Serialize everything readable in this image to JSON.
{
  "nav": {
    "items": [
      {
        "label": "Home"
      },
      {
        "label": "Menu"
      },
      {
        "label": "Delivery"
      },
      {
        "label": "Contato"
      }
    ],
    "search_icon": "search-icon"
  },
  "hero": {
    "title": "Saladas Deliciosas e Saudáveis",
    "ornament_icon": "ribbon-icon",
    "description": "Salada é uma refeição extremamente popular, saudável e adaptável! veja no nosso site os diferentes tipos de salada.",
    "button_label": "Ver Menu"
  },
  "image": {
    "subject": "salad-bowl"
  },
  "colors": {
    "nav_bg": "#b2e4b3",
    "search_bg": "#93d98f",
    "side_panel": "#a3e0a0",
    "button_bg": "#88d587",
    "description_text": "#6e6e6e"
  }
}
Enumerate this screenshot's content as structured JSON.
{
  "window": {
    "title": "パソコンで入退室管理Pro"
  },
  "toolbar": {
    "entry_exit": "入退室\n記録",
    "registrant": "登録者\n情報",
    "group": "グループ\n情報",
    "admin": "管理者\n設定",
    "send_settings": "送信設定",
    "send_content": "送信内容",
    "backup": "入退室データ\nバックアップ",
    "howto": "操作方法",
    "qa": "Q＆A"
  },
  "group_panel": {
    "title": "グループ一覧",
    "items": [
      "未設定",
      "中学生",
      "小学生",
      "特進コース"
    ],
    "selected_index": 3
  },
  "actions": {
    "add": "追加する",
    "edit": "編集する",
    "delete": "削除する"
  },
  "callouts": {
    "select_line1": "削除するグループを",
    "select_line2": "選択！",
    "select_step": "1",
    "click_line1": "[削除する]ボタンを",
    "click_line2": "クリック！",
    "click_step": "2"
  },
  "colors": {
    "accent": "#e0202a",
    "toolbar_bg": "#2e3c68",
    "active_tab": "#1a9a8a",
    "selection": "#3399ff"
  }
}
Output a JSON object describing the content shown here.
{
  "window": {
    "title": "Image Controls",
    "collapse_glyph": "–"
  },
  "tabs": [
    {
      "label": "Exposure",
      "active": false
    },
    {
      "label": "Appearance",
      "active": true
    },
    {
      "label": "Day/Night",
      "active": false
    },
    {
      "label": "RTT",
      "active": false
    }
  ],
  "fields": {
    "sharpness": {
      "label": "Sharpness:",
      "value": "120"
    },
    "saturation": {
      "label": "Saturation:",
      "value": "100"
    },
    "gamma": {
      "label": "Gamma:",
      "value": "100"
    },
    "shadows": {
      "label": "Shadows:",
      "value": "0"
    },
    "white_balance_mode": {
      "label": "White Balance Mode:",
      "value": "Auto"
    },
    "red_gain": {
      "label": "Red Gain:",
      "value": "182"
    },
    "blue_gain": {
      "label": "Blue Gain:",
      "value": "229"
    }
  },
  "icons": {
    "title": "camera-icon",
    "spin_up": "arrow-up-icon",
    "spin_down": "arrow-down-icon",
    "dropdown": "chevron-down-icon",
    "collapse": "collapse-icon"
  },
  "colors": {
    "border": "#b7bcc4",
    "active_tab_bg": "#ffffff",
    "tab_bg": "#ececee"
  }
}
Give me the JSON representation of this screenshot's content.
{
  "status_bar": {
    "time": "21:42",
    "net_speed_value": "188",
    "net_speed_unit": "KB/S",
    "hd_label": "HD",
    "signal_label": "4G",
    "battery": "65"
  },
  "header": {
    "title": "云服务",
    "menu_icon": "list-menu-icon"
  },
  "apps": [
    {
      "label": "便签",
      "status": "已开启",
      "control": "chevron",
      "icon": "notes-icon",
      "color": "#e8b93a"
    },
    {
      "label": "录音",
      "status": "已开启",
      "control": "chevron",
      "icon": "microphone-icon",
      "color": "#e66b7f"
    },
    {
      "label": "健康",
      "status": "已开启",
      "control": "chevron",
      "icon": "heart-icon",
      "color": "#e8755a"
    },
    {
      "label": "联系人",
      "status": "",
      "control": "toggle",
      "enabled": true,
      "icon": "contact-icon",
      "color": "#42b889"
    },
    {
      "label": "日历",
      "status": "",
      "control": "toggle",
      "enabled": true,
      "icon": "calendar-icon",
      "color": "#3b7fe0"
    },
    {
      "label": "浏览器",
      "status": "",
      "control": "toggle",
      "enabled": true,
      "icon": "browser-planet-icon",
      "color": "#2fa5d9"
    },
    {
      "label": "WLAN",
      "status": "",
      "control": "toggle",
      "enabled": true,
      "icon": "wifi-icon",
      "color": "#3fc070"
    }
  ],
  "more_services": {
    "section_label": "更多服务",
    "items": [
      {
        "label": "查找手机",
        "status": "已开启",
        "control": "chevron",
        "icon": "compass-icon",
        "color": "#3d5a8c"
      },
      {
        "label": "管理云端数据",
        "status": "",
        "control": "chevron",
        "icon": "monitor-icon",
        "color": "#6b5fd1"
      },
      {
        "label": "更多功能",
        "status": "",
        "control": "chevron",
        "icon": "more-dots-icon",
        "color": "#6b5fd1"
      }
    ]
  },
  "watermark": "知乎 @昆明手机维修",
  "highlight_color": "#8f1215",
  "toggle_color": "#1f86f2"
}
§ §
_What this task involves_
Reproduce the data in full, exactly as presented.

_Correct result_
Serialize everything readable in this image to JSON.
{
  "nav": {
    "items": [
      {
        "label": "Home"
      },
      {
        "label": "Menu"
      },
      {
        "label": "Delivery"
      },
      {
        "label": "Contato"
      }
    ],
    "search_icon": "search-icon"
  },
  "hero": {
    "title": "Saladas Deliciosas e Saudáveis",
    "ornament_icon": "ribbon-icon",
    "description": "Salada é uma refeição extremamente popular, saudável e adaptável! veja no nosso site os diferentes tipos de salada.",
    "button_label": "Ver Menu"
  },
  "image": {
    "subject": "salad-bowl"
  },
  "colors": {
    "nav_bg": "#b2e4b3",
    "search_bg": "#93d98f",
    "side_panel": "#a3e0a0",
    "button_bg": "#88d587",
    "description_text": "#6e6e6e"
  }
}
Enumerate this screenshot's content as structured JSON.
{
  "window": {
    "title": "パソコンで入退室管理Pro"
  },
  "toolbar": {
    "entry_exit": "入退室\n記録",
    "registrant": "登録者\n情報",
    "group": "グループ\n情報",
    "admin": "管理者\n設定",
    "send_settings": "送信設定",
    "send_content": "送信内容",
    "backup": "入退室データ\nバックアップ",
    "howto": "操作方法",
    "qa": "Q＆A"
  },
  "group_panel": {
    "title": "グループ一覧",
    "items": [
      "未設定",
      "中学生",
      "小学生",
      "特進コース"
    ],
    "selected_index": 3
  },
  "actions": {
    "add": "追加する",
    "edit": "編集する",
    "delete": "削除する"
  },
  "callouts": {
    "select_line1": "削除するグループを",
    "select_line2": "選択！",
    "select_step": "1",
    "click_line1": "[削除する]ボタンを",
    "click_line2": "クリック！",
    "click_step": "2"
  },
  "colors": {
    "accent": "#e0202a",
    "toolbar_bg": "#2e3c68",
    "active_tab": "#1a9a8a",
    "selection": "#3399ff"
  }
}
Output a JSON object describing the content shown here.
{
  "window": {
    "title": "Image Controls",
    "collapse_glyph": "–"
  },
  "tabs": [
    {
      "label": "Exposure",
      "active": false
    },
    {
      "label": "Appearance",
      "active": true
    },
    {
      "label": "Day/Night",
      "active": false
    },
    {
      "label": "RTT",
      "active": false
    }
  ],
  "fields": {
    "sharpness": {
      "label": "Sharpness:",
      "value": "120"
    },
    "saturation": {
      "label": "Saturation:",
      "value": "100"
    },
    "gamma": {
      "label": "Gamma:",
      "value": "100"
    },
    "shadows": {
      "label": "Shadows:",
      "value": "0"
    },
    "white_balance_mode": {
      "label": "White Balance Mode:",
      "value": "Auto"
    },
    "red_gain": {
      "label": "Red Gain:",
      "value": "182"
    },
    "blue_gain": {
      "label": "Blue Gain:",
      "value": "229"
    }
  },
  "icons": {
    "title": "camera-icon",
    "spin_up": "arrow-up-icon",
    "spin_down": "arrow-down-icon",
    "dropdown": "chevron-down-icon",
    "collapse": "collapse-icon"
  },
  "colors": {
    "border": "#b7bcc4",
    "active_tab_bg": "#ffffff",
    "tab_bg": "#ececee"
  }
}
Give me the JSON representation of this screenshot's content.
{
  "status_bar": {
    "time": "21:42",
    "net_speed_value": "188",
    "net_speed_unit": "KB/S",
    "hd_label": "HD",
    "signal_label": "4G",
    "battery": "65"
  },
  "header": {
    "title": "云服务",
    "menu_icon": "list-menu-icon"
  },
  "apps": [
    {
      "label": "便签",
      "status": "已开启",
      "control": "chevron",
      "icon": "notes-icon",
      "color": "#e8b93a"
    },
    {
      "label": "录音",
      "status": "已开启",
      "control": "chevron",
      "icon": "microphone-icon",
      "color": "#e66b7f"
    },
    {
      "label": "健康",
      "status": "已开启",
      "control": "chevron",
      "icon": "heart-icon",
      "color": "#e8755a"
    },
    {
      "label": "联系人",
      "status": "",
      "control": "toggle",
      "enabled": true,
      "icon": "contact-icon",
      "color": "#42b889"
    },
    {
      "label": "日历",
      "status": "",
      "control": "toggle",
      "enabled": true,
      "icon": "calendar-icon",
      "color": "#3b7fe0"
    },
    {
      "label": "浏览器",
      "status": "",
      "control": "toggle",
      "enabled": true,
      "icon": "browser-planet-icon",
      "color": "#2fa5d9"
    },
    {
      "label": "WLAN",
      "status": "",
      "control": "toggle",
      "enabled": true,
      "icon": "wifi-icon",
      "color": "#3fc070"
    }
  ],
  "more_services": {
    "section_label": "更多服务",
    "items": [
      {
        "label": "查找手机",
        "status": "已开启",
        "control": "chevron",
        "icon": "compass-icon",
        "color": "#3d5a8c"
      },
      {
        "label": "管理云端数据",
        "status": "",
        "control": "chevron",
        "icon": "monitor-icon",
        "color": "#6b5fd1"
      },
      {
        "label": "更多功能",
        "status": "",
        "control": "chevron",
        "icon": "more-dots-icon",
        "color": "#6b5fd1"
      }
    ]
  },
  "watermark": "知乎 @昆明手机维修",
  "highlight_color": "#8f1215",
  "toggle_color": "#1f86f2"
}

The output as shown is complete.